Task: Find the word "JSON" in the data. Return every line where it appears.

Collected data entries:
#####

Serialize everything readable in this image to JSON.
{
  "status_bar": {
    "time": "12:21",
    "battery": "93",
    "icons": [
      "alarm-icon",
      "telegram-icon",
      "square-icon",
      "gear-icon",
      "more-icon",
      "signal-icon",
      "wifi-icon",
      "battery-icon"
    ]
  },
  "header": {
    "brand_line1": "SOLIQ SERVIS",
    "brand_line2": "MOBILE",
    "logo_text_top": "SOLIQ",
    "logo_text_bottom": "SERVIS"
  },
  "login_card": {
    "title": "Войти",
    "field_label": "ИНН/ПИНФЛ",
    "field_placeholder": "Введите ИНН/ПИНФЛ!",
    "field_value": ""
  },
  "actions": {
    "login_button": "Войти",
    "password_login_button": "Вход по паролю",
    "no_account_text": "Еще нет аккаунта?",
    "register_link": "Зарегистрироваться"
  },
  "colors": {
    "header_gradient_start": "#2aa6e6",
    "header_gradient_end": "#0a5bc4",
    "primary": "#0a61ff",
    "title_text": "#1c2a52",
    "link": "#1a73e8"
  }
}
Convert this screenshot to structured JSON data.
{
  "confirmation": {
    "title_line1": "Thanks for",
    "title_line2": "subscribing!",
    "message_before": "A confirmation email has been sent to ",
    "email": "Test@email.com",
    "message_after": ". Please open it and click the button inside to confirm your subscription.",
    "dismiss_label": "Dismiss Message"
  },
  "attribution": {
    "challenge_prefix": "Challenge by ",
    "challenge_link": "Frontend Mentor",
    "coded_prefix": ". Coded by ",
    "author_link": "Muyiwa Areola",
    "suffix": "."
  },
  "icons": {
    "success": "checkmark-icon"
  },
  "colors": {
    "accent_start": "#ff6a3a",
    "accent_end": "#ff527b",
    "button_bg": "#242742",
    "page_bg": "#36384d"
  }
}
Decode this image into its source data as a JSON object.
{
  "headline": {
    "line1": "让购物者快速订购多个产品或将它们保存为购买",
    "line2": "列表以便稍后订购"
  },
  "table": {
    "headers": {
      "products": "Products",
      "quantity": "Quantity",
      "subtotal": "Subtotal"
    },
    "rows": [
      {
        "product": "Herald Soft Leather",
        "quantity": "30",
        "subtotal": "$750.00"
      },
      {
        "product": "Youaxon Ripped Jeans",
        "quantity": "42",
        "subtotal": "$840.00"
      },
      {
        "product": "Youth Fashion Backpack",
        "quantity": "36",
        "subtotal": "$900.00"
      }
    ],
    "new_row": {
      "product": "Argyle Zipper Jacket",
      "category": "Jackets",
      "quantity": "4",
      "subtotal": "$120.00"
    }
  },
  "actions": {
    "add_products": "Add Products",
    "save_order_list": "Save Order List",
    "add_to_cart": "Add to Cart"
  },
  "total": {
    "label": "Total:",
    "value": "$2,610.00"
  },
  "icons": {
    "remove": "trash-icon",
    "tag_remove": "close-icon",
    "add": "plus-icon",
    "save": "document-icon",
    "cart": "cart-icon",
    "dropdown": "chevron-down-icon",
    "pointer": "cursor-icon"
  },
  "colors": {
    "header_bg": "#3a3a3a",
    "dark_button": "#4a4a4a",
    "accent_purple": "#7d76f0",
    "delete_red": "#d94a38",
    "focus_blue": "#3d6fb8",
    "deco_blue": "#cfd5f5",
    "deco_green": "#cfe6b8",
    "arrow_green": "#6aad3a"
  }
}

#####

Answer:
Serialize everything readable in this image to JSON.
Convert this screenshot to structured JSON data.
Decode this image into its source data as a JSON object.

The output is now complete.